### Requirement
Output every entry exactly as given.

### Record extracts
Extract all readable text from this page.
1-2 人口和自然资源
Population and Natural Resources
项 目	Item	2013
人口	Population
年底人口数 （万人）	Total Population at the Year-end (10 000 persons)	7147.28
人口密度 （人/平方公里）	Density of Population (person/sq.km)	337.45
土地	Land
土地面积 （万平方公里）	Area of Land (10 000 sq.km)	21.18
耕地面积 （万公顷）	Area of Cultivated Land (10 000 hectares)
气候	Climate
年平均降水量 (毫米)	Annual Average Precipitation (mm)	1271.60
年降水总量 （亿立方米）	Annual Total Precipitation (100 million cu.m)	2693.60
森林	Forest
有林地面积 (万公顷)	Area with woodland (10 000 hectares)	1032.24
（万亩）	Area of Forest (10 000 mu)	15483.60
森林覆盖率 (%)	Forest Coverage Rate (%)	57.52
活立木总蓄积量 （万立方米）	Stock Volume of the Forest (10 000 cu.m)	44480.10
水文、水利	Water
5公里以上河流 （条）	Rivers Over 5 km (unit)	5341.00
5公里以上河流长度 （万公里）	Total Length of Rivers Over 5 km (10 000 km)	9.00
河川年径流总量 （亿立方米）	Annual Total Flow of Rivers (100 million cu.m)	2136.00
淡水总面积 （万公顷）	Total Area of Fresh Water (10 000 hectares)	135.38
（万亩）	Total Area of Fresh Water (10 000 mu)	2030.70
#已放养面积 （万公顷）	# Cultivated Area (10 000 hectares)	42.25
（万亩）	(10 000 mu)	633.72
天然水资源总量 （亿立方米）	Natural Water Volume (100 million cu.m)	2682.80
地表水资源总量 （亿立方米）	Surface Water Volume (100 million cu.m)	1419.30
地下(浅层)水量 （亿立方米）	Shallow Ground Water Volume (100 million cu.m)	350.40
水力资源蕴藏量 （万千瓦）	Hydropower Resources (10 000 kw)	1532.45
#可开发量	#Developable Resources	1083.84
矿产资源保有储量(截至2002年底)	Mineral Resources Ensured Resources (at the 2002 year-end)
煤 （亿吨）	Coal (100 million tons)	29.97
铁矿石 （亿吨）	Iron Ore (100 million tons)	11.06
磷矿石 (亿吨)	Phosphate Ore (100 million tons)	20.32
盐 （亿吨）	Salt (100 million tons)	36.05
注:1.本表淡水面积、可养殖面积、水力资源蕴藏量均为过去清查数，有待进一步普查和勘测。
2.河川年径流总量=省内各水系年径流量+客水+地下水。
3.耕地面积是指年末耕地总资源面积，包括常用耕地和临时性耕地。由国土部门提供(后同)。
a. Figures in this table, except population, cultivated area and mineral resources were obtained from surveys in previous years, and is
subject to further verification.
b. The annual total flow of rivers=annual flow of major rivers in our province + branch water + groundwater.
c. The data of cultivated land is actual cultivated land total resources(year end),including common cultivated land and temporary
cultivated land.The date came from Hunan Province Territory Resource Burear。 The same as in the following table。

### Output below
Extract all readable text from this page.
1-2 人口和自然资源
Population and Natural Resources
项 目	Item	2013
人口	Population
年底人口数 （万人）	Total Population at the Year-end (10 000 persons)	7147.28
人口密度 （人/平方公里）	Density of Population (person/sq.km)	337.45
土地	Land
土地面积 （万平方公里）	Area of Land (10 000 sq.km)	21.18
耕地面积 （万公顷）	Area of Cultivated Land (10 000 hectares)
气候	Climate
年平均降水量 (毫米)	Annual Average Precipitation (mm)	1271.60
年降水总量 （亿立方米）	Annual Total Precipitation (100 million cu.m)	2693.60
森林	Forest
有林地面积 (万公顷)	Area with woodland (10 000 hectares)	1032.24
（万亩）	Area of Forest (10 000 mu)	15483.60
森林覆盖率 (%)	Forest Coverage Rate (%)	57.52
活立木总蓄积量 （万立方米）	Stock Volume of the Forest (10 000 cu.m)	44480.10
水文、水利	Water
5公里以上河流 （条）	Rivers Over 5 km (unit)	5341.00
5公里以上河流长度 （万公里）	Total Length of Rivers Over 5 km (10 000 km)	9.00
河川年径流总量 （亿立方米）	Annual Total Flow of Rivers (100 million cu.m)	2136.00
淡水总面积 （万公顷）	Total Area of Fresh Water (10 000 hectares)	135.38
（万亩）	Total Area of Fresh Water (10 000 mu)	2030.70
#已放养面积 （万公顷）	# Cultivated Area (10 000 hectares)	42.25
（万亩）	(10 000 mu)	633.72
天然水资源总量 （亿立方米）	Natural Water Volume (100 million cu.m)	2682.80
地表水资源总量 （亿立方米）	Surface Water Volume (100 million cu.m)	1419.30
地下(浅层)水量 （亿立方米）	Shallow Ground Water Volume (100 million cu.m)	350.40
水力资源蕴藏量 （万千瓦）	Hydropower Resources (10 000 kw)	1532.45
#可开发量	#Developable Resources	1083.84
矿产资源保有储量(截至2002年底)	Mineral Resources Ensured Resources (at the 2002 year-end)
煤 （亿吨）	Coal (100 million tons)	29.97
铁矿石 （亿吨）	Iron Ore (100 million tons)	11.06
磷矿石 (亿吨)	Phosphate Ore (100 million tons)	20.32
盐 （亿吨）	Salt (100 million tons)	36.05
注:1.本表淡水面积、可养殖面积、水力资源蕴藏量均为过去清查数，有待进一步普查和勘测。
2.河川年径流总量=省内各水系年径流量+客水+地下水。
3.耕地面积是指年末耕地总资源面积，包括常用耕地和临时性耕地。由国土部门提供(后同)。
a. Figures in this table, except population, cultivated area and mineral resources were obtained from surveys in previous years, and is
subject to further verification.
b. The annual total flow of rivers=annual flow of major rivers in our province + branch water + groundwater.
c. The data of cultivated land is actual cultivated land total resources(year end),including common cultivated land and temporary
cultivated land.The date came from Hunan Province Territory Resource Burear。 The same as in the following table。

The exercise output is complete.